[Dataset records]

:::

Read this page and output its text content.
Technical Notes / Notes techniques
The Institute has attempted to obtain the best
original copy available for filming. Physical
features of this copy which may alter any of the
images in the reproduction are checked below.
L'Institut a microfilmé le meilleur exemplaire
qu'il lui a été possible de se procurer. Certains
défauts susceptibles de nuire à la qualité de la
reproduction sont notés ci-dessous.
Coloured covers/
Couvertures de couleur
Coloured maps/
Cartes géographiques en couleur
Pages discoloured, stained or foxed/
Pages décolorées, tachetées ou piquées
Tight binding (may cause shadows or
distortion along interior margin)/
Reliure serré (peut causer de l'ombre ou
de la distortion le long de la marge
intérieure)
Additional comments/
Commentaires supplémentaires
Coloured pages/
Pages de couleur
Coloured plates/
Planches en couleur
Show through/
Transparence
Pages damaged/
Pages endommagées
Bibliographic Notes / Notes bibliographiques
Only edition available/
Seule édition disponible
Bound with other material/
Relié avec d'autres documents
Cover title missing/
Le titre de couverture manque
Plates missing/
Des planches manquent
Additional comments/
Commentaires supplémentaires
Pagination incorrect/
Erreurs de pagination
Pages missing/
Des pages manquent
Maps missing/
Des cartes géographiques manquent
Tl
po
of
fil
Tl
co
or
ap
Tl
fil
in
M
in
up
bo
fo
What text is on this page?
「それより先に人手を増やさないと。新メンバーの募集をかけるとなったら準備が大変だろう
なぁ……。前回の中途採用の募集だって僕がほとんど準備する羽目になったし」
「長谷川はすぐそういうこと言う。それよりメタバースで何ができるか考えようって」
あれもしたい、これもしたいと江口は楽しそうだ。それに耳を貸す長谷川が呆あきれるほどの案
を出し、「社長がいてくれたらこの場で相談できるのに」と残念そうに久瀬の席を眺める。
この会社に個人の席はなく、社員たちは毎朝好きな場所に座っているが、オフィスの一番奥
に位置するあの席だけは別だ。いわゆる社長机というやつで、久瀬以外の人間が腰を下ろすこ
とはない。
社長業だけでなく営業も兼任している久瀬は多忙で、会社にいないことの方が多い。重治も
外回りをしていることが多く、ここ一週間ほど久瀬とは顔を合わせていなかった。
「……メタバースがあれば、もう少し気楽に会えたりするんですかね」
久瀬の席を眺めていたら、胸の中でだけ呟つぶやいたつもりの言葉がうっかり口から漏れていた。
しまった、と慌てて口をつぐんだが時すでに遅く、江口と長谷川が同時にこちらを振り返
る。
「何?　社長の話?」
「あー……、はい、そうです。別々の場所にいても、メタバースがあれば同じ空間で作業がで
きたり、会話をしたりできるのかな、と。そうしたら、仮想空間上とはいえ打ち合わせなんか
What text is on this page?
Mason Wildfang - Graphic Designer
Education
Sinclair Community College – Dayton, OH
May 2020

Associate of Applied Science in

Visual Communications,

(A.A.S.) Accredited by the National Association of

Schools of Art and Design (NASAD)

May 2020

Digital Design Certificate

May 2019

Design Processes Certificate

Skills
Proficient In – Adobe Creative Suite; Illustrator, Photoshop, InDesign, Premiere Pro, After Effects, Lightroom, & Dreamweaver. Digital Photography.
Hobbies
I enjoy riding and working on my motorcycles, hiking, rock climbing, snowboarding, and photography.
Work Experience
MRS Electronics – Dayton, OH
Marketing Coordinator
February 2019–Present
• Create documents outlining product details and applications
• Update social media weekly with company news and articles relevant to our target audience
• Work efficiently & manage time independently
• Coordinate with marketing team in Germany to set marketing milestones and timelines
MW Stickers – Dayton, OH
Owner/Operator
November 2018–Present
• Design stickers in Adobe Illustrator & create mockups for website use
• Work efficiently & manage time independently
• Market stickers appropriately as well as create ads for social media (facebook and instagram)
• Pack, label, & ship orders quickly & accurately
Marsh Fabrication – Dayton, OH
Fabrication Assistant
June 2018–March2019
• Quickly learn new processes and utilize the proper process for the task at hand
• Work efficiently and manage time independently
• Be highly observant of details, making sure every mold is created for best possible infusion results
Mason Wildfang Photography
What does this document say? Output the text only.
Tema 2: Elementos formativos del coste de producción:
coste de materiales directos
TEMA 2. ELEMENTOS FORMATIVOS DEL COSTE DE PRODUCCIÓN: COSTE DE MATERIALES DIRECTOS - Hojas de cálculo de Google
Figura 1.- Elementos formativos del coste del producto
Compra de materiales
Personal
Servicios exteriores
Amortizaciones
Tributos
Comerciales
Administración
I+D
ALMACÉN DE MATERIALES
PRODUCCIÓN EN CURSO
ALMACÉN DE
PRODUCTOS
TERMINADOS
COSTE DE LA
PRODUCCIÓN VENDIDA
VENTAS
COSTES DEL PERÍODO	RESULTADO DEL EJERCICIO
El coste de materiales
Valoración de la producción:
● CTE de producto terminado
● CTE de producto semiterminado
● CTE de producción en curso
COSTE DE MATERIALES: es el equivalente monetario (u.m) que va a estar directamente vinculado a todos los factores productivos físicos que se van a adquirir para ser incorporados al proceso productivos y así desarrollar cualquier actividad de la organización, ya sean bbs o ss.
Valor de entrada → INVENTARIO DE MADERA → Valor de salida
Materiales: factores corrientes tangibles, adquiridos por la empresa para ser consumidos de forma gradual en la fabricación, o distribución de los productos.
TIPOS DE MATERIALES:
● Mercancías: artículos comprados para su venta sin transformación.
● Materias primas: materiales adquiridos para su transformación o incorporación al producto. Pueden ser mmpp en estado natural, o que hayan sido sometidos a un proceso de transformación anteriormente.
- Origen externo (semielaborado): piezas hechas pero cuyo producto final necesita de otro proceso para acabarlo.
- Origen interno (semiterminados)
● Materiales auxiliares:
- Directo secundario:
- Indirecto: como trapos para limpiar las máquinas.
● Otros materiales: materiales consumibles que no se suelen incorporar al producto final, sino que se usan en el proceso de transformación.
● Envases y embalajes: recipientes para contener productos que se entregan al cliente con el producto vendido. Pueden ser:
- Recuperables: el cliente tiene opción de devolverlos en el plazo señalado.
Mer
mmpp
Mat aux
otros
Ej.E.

:::

— Given exercise —
Return each line of the data exactly as written above.

— Solved problem —
Read this page and output its text content.
Technical Notes / Notes techniques
The Institute has attempted to obtain the best
original copy available for filming. Physical
features of this copy which may alter any of the
images in the reproduction are checked below.
L'Institut a microfilmé le meilleur exemplaire
qu'il lui a été possible de se procurer. Certains
défauts susceptibles de nuire à la qualité de la
reproduction sont notés ci-dessous.
Coloured covers/
Couvertures de couleur
Coloured maps/
Cartes géographiques en couleur
Pages discoloured, stained or foxed/
Pages décolorées, tachetées ou piquées
Tight binding (may cause shadows or
distortion along interior margin)/
Reliure serré (peut causer de l'ombre ou
de la distortion le long de la marge
intérieure)
Additional comments/
Commentaires supplémentaires
Coloured pages/
Pages de couleur
Coloured plates/
Planches en couleur
Show through/
Transparence
Pages damaged/
Pages endommagées
Bibliographic Notes / Notes bibliographiques
Only edition available/
Seule édition disponible
Bound with other material/
Relié avec d'autres documents
Cover title missing/
Le titre de couverture manque
Plates missing/
Des planches manquent
Additional comments/
Commentaires supplémentaires
Pagination incorrect/
Erreurs de pagination
Pages missing/
Des pages manquent
Maps missing/
Des cartes géographiques manquent
Tl
po
of
fil
Tl
co
or
ap
Tl
fil
in
M
in
up
bo
fo
What text is on this page?
「それより先に人手を増やさないと。新メンバーの募集をかけるとなったら準備が大変だろう
なぁ……。前回の中途採用の募集だって僕がほとんど準備する羽目になったし」
「長谷川はすぐそういうこと言う。それよりメタバースで何ができるか考えようって」
あれもしたい、これもしたいと江口は楽しそうだ。それに耳を貸す長谷川が呆あきれるほどの案
を出し、「社長がいてくれたらこの場で相談できるのに」と残念そうに久瀬の席を眺める。
この会社に個人の席はなく、社員たちは毎朝好きな場所に座っているが、オフィスの一番奥
に位置するあの席だけは別だ。いわゆる社長机というやつで、久瀬以外の人間が腰を下ろすこ
とはない。
社長業だけでなく営業も兼任している久瀬は多忙で、会社にいないことの方が多い。重治も
外回りをしていることが多く、ここ一週間ほど久瀬とは顔を合わせていなかった。
「……メタバースがあれば、もう少し気楽に会えたりするんですかね」
久瀬の席を眺めていたら、胸の中でだけ呟つぶやいたつもりの言葉がうっかり口から漏れていた。
しまった、と慌てて口をつぐんだが時すでに遅く、江口と長谷川が同時にこちらを振り返
る。
「何?　社長の話?」
「あー……、はい、そうです。別々の場所にいても、メタバースがあれば同じ空間で作業がで
きたり、会話をしたりできるのかな、と。そうしたら、仮想空間上とはいえ打ち合わせなんか
What text is on this page?
Mason Wildfang - Graphic Designer
Education
Sinclair Community College – Dayton, OH
May 2020

Associate of Applied Science in

Visual Communications,

(A.A.S.) Accredited by the National Association of

Schools of Art and Design (NASAD)

May 2020

Digital Design Certificate

May 2019

Design Processes Certificate

Skills
Proficient In – Adobe Creative Suite; Illustrator, Photoshop, InDesign, Premiere Pro, After Effects, Lightroom, & Dreamweaver. Digital Photography.
Hobbies
I enjoy riding and working on my motorcycles, hiking, rock climbing, snowboarding, and photography.
Work Experience
MRS Electronics – Dayton, OH
Marketing Coordinator
February 2019–Present
• Create documents outlining product details and applications
• Update social media weekly with company news and articles relevant to our target audience
• Work efficiently & manage time independently
• Coordinate with marketing team in Germany to set marketing milestones and timelines
MW Stickers – Dayton, OH
Owner/Operator
November 2018–Present
• Design stickers in Adobe Illustrator & create mockups for website use
• Work efficiently & manage time independently
• Market stickers appropriately as well as create ads for social media (facebook and instagram)
• Pack, label, & ship orders quickly & accurately
Marsh Fabrication – Dayton, OH
Fabrication Assistant
June 2018–March2019
• Quickly learn new processes and utilize the proper process for the task at hand
• Work efficiently and manage time independently
• Be highly observant of details, making sure every mold is created for best possible infusion results
Mason Wildfang Photography
What does this document say? Output the text only.
Tema 2: Elementos formativos del coste de producción:
coste de materiales directos
TEMA 2. ELEMENTOS FORMATIVOS DEL COSTE DE PRODUCCIÓN: COSTE DE MATERIALES DIRECTOS - Hojas de cálculo de Google
Figura 1.- Elementos formativos del coste del producto
Compra de materiales
Personal
Servicios exteriores
Amortizaciones
Tributos
Comerciales
Administración
I+D
ALMACÉN DE MATERIALES
PRODUCCIÓN EN CURSO
ALMACÉN DE
PRODUCTOS
TERMINADOS
COSTE DE LA
PRODUCCIÓN VENDIDA
VENTAS
COSTES DEL PERÍODO	RESULTADO DEL EJERCICIO
El coste de materiales
Valoración de la producción:
● CTE de producto terminado
● CTE de producto semiterminado
● CTE de producción en curso
COSTE DE MATERIALES: es el equivalente monetario (u.m) que va a estar directamente vinculado a todos los factores productivos físicos que se van a adquirir para ser incorporados al proceso productivos y así desarrollar cualquier actividad de la organización, ya sean bbs o ss.
Valor de entrada → INVENTARIO DE MADERA → Valor de salida
Materiales: factores corrientes tangibles, adquiridos por la empresa para ser consumidos de forma gradual en la fabricación, o distribución de los productos.
TIPOS DE MATERIALES:
● Mercancías: artículos comprados para su venta sin transformación.
● Materias primas: materiales adquiridos para su transformación o incorporación al producto. Pueden ser mmpp en estado natural, o que hayan sido sometidos a un proceso de transformación anteriormente.
- Origen externo (semielaborado): piezas hechas pero cuyo producto final necesita de otro proceso para acabarlo.
- Origen interno (semiterminados)
● Materiales auxiliares:
- Directo secundario:
- Indirecto: como trapos para limpiar las máquinas.
● Otros materiales: materiales consumibles que no se suelen incorporar al producto final, sino que se usan en el proceso de transformación.
● Envases y embalajes: recipientes para contener productos que se entregan al cliente con el producto vendido. Pueden ser:
- Recuperables: el cliente tiene opción de devolverlos en el plazo señalado.
Mer
mmpp
Mat aux
otros
Ej.E.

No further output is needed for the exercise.